Illustrated by Justina Wilkins
Gavin Newsom is a blithering idiot, and a dime-a-dozen slimy politician. Under his leadership, he told the state to stay home while eating at the French Laundry, generally bungled the vaccine rollout, and while public schools in the state were closed for almost 18 months, his own children attended an in-person private school. He turns complex issues into overly moralistic ones, where if you don’t agree with him, you lack common decency and is a perfect example of the problem with establishment Democrats today. However, the only thing worse for California than Gavin Newsom is the recall election happening on September 14th.
The most obvious issue with the recall is that this state already chose its governor in 2018, and it will choose a new governor 389 days after the recall regardless of who wins. If the recall were to pass, the new governor would be in office for a year and 24 days before potentially being ousted once more. If you hate Gavin Newsom, and you want nothing more than to see him kicked out, then please, simply wait for one more year. I’ll make it easier for you: nine months after the recall is our primary election for governor, you may hence start your Newsom-hating then with this publication’s full support.

▶ [AVAILABLE DATA]:
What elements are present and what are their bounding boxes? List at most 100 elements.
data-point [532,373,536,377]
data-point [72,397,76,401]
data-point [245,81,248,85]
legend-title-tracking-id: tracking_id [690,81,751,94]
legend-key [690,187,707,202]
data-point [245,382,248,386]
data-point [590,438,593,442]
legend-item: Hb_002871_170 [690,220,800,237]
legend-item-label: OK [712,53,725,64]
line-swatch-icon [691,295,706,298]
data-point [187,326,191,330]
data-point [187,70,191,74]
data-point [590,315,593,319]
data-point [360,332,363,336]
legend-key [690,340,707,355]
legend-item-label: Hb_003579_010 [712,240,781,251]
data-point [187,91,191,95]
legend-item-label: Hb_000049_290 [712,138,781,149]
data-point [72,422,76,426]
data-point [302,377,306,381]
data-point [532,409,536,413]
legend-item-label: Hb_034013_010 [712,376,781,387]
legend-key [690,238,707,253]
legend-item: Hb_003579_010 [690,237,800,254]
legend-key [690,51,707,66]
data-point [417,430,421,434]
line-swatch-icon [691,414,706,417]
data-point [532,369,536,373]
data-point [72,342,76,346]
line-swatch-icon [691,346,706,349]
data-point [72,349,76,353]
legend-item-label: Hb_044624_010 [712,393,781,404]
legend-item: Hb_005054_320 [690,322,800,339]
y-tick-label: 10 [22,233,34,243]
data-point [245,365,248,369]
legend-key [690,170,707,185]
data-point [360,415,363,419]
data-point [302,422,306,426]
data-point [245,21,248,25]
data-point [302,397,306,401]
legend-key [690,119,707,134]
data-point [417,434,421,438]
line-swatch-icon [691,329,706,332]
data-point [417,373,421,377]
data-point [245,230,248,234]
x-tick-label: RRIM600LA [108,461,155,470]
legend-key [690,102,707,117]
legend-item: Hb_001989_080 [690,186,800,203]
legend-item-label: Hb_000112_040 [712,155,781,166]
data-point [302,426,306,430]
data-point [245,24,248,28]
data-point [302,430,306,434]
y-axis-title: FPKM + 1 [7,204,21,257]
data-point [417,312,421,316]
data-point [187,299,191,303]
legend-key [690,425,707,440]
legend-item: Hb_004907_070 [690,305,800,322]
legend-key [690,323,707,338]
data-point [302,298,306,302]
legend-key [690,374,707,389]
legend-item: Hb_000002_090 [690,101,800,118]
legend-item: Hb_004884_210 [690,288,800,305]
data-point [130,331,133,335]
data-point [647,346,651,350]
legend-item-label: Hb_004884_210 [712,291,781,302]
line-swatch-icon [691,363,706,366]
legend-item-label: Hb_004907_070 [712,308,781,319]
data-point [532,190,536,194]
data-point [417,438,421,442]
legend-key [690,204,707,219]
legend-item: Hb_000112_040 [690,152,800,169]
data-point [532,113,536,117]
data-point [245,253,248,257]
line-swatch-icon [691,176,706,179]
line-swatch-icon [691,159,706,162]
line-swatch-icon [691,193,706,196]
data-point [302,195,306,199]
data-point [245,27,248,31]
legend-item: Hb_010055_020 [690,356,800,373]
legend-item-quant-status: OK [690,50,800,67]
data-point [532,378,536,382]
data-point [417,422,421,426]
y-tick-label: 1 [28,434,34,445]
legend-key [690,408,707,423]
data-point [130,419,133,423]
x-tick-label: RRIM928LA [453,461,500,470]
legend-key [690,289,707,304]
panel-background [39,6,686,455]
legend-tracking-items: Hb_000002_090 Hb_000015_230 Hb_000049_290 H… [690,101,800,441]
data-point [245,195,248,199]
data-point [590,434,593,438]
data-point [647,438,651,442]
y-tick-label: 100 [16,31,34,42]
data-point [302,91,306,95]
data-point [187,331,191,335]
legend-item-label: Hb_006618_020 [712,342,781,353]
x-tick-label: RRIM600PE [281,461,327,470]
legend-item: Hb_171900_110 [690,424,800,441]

▶ [WORK ORDER 1]: Decide whether each statement agrees with the opinion piece on the Newsom recall, answering yes or no and quoting the deciding words: (a) public schools in the state were closed for almost 18 months; (b) the recall election takes place on September 14th; (c) the state chose its governor in 2020.
▶ [WORK ORDER 2]: From the opinion piece on the Newsom recall, copy the passage from "The most obvious" up to and including "publication’s full support.".
None of the data above is needed for this work.

▶ [TASK RESPONSE 1]:
(a) Yes: "public schools in the state were closed for almost 18 months"
(b) Yes: "the recall election happening on September 14th"
(c) No: "this state already chose its governor in 2018"

▶ [TASK RESPONSE 2]:
The most obvious issue with the recall is that this state already chose its governor in 2018, and it will choose a new governor 389 days after the recall regardless of who wins. If the recall were to pass, the new governor would be in office for a year and 24 days before potentially being ousted once more. If you hate Gavin Newsom, and you want nothing more than to see him kicked out, then please, simply wait for one more year. I’ll make it easier for you: nine months after the recall is our primary election for governor, you may hence start your Newsom-hating then with this publication’s full support.